Problem description: Using the listing below, extract each line that has the word "Speed" in it.

>>>>

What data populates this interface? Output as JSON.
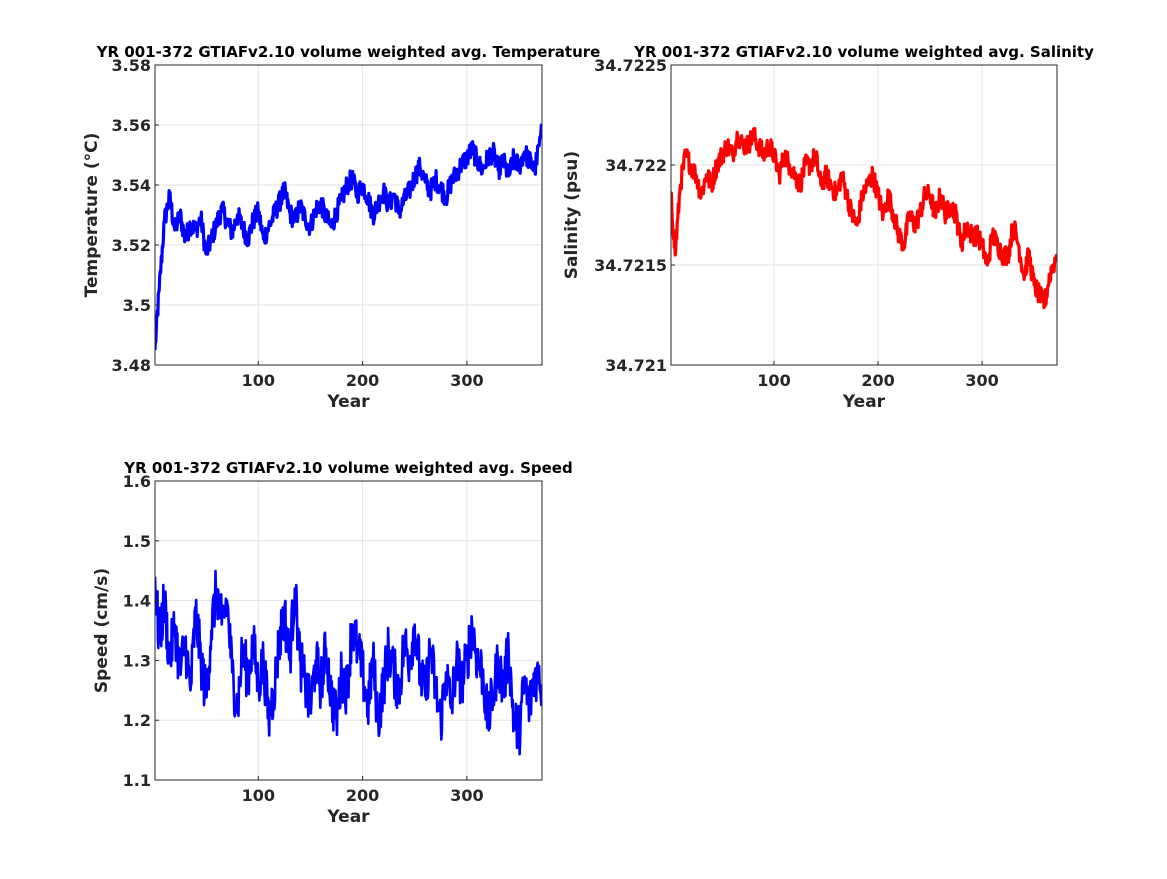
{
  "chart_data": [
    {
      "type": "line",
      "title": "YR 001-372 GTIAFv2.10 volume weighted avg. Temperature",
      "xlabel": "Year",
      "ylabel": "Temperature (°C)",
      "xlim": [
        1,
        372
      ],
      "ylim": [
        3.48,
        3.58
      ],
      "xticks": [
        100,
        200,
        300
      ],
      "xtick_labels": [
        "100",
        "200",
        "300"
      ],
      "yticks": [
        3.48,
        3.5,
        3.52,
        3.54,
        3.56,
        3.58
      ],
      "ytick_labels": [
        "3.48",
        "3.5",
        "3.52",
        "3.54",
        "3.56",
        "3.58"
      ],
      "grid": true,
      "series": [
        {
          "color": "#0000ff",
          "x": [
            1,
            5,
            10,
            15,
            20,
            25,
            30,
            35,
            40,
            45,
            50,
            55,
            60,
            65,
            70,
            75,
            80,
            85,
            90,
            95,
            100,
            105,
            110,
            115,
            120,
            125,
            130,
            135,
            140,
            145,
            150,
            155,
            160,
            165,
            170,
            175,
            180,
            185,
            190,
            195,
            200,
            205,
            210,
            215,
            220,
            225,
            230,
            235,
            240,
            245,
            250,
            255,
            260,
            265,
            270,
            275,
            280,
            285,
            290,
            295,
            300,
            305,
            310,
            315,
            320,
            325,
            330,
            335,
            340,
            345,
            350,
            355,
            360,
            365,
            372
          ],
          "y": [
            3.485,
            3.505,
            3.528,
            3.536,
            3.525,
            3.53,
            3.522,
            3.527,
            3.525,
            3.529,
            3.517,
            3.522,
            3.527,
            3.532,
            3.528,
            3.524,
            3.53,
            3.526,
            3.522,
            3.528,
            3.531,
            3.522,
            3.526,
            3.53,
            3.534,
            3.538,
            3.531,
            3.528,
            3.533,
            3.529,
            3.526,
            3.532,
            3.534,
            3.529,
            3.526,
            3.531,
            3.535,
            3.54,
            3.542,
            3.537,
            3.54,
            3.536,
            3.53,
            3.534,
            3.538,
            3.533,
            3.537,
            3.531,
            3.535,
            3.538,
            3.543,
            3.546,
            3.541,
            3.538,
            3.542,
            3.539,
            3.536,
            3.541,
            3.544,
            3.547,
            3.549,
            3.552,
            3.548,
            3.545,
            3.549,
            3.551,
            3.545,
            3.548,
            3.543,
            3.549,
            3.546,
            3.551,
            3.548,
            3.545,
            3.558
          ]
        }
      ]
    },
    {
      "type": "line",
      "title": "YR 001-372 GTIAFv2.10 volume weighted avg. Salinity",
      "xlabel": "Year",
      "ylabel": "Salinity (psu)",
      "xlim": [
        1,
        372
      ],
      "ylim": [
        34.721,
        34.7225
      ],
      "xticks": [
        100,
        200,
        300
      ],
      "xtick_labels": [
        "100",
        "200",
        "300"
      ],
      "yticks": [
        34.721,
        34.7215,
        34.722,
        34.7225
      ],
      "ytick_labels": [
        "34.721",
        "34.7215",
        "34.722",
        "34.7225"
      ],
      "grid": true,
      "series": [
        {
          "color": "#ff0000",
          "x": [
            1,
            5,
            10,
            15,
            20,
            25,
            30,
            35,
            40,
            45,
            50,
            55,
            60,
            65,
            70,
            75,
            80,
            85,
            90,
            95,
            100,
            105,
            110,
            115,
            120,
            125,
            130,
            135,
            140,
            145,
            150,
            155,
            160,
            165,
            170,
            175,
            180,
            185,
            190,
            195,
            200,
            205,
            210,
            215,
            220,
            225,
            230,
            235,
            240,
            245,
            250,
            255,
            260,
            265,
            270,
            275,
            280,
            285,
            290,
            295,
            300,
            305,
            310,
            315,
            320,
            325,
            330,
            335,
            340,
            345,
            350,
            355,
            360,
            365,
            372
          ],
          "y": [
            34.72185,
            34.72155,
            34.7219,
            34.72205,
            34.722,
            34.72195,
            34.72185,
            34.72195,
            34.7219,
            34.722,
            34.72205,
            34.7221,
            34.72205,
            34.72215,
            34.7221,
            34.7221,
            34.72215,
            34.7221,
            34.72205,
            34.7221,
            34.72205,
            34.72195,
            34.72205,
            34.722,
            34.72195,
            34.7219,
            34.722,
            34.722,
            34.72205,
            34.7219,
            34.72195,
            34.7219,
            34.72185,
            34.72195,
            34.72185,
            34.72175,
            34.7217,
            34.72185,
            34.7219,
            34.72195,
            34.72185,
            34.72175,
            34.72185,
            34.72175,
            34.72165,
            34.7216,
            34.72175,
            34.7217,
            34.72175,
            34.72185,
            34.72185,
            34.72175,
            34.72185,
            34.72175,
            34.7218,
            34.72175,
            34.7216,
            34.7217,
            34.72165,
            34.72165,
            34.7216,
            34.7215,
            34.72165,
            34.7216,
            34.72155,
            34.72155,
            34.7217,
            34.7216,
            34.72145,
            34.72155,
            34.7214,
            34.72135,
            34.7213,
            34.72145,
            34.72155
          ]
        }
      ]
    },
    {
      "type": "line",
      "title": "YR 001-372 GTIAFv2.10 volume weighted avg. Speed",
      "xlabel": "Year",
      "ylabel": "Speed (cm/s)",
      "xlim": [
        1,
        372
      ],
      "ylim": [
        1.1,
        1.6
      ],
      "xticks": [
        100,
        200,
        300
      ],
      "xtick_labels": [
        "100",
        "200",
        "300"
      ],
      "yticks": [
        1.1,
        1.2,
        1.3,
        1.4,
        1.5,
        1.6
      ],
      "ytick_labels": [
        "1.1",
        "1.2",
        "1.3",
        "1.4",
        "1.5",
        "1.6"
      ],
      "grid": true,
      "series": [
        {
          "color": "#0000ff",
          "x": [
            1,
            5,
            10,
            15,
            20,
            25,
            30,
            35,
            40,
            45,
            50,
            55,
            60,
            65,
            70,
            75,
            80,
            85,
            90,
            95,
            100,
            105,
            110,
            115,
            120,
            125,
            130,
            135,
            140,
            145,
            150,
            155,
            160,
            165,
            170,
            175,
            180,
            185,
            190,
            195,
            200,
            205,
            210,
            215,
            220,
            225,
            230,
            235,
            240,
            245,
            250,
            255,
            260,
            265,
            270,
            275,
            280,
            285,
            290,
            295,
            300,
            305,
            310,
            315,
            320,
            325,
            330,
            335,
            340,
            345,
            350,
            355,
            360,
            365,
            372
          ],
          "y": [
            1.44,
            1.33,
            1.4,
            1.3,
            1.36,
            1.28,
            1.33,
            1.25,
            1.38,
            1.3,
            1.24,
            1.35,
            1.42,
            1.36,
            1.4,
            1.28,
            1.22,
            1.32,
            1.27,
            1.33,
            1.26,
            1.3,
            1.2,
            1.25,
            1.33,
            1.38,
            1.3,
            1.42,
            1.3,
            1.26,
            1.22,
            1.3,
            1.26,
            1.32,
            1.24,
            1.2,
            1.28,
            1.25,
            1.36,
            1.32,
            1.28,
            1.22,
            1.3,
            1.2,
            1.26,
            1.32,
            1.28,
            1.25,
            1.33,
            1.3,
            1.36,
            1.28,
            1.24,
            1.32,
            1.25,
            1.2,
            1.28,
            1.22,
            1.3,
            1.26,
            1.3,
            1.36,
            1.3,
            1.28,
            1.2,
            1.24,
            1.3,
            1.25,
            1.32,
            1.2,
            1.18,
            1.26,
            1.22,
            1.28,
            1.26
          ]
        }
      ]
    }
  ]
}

<<<<

Answer to this task:
      "title": "YR 001-372 GTIAFv2.10 volume weighted avg. Speed",
      "ylabel": "Speed (cm/s)",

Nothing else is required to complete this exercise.